WHAT THE EXERCISE ASKS:
Write the number of lines holding the word "structured", and nothing else.

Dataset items

....

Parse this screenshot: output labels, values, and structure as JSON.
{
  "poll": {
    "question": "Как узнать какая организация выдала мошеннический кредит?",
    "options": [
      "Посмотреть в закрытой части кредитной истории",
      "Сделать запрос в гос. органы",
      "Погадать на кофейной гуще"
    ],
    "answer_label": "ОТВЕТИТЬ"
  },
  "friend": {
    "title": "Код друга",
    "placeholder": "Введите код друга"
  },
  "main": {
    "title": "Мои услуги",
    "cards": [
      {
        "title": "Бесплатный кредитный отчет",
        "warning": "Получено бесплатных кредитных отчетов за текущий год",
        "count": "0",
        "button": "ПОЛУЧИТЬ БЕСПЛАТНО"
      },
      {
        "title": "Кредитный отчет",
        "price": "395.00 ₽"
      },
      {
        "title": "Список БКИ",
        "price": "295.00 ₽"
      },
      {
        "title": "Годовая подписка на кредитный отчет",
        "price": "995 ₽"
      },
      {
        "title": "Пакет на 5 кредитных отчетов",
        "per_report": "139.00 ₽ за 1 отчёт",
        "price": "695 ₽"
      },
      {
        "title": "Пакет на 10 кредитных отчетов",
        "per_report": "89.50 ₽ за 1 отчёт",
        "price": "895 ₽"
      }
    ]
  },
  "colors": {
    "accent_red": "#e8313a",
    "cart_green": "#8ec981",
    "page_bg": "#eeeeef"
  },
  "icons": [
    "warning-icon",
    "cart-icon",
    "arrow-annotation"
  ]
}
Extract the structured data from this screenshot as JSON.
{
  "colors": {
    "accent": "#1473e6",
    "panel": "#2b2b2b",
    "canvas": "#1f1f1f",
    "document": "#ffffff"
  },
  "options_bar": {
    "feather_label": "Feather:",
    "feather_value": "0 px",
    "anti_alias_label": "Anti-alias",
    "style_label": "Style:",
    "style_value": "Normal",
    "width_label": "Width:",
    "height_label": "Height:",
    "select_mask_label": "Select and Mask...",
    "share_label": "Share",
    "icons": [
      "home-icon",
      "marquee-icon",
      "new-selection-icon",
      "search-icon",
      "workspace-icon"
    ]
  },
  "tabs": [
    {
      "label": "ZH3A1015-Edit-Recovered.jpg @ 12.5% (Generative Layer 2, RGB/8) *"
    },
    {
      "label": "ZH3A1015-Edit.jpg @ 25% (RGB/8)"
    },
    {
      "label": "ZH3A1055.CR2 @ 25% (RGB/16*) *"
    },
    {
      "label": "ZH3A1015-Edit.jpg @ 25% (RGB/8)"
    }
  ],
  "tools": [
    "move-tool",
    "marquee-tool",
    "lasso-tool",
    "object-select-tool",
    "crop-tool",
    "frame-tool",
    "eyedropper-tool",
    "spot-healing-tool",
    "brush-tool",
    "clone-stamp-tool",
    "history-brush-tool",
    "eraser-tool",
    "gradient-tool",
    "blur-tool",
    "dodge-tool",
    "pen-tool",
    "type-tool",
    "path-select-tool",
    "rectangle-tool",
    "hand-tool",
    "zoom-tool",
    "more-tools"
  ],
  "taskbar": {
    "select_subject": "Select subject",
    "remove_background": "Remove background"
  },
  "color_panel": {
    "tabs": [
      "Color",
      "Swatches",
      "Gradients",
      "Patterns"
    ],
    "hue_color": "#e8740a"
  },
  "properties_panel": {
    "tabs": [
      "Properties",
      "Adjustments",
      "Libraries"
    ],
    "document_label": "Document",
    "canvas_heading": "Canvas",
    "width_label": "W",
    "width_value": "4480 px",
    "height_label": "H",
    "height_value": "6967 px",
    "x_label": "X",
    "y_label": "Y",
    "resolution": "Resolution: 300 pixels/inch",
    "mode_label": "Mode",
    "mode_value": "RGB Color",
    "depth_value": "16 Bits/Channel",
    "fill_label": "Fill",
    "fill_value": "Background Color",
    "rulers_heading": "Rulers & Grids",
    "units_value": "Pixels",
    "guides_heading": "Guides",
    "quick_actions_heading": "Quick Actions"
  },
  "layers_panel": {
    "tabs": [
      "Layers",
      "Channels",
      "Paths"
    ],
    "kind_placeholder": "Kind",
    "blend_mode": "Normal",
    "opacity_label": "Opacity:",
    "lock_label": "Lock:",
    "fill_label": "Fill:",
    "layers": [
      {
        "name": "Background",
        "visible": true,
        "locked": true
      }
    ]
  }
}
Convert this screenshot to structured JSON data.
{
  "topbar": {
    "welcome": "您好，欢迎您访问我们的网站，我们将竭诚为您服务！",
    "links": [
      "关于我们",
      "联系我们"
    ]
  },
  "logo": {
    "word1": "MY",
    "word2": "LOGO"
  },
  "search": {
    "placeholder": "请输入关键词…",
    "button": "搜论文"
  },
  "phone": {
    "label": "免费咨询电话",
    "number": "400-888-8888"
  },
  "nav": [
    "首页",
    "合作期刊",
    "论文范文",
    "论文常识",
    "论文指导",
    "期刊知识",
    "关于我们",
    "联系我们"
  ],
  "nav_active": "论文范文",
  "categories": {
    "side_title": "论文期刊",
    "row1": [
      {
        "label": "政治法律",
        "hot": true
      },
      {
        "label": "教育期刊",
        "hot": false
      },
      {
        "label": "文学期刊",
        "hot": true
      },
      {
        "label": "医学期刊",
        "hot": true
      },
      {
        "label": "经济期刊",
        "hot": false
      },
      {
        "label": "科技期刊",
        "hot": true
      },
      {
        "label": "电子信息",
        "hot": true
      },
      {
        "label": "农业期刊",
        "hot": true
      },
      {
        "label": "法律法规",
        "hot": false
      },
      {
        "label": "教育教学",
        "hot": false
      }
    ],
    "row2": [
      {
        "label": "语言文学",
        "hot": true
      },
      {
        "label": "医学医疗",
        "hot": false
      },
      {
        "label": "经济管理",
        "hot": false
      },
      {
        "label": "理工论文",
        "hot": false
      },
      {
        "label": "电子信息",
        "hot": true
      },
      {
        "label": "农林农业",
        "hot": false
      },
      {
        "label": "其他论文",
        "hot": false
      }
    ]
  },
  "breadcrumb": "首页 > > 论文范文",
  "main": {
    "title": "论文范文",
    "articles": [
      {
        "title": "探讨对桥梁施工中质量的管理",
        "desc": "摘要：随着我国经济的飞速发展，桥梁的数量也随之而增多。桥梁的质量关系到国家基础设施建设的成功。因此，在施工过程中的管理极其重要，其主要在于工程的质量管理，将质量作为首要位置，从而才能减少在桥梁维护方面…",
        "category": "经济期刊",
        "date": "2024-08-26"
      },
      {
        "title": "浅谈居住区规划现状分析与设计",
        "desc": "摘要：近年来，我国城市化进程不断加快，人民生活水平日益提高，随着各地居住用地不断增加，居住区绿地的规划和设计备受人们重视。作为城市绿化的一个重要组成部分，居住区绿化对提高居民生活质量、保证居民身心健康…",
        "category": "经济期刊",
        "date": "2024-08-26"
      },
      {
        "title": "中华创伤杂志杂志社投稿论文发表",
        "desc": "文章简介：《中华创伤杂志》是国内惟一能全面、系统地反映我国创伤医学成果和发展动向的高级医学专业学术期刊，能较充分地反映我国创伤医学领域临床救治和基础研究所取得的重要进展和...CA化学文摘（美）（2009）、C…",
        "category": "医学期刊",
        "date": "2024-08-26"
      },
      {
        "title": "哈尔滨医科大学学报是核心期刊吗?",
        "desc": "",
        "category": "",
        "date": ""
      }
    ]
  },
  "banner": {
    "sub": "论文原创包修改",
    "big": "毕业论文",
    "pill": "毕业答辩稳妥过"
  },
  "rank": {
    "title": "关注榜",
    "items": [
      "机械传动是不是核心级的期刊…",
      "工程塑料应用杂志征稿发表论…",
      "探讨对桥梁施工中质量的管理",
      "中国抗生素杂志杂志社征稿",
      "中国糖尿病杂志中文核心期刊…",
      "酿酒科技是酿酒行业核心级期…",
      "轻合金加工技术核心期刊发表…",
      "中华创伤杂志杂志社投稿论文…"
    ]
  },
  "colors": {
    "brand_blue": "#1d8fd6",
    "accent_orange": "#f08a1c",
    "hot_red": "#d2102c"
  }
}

....

THE REPLY:
2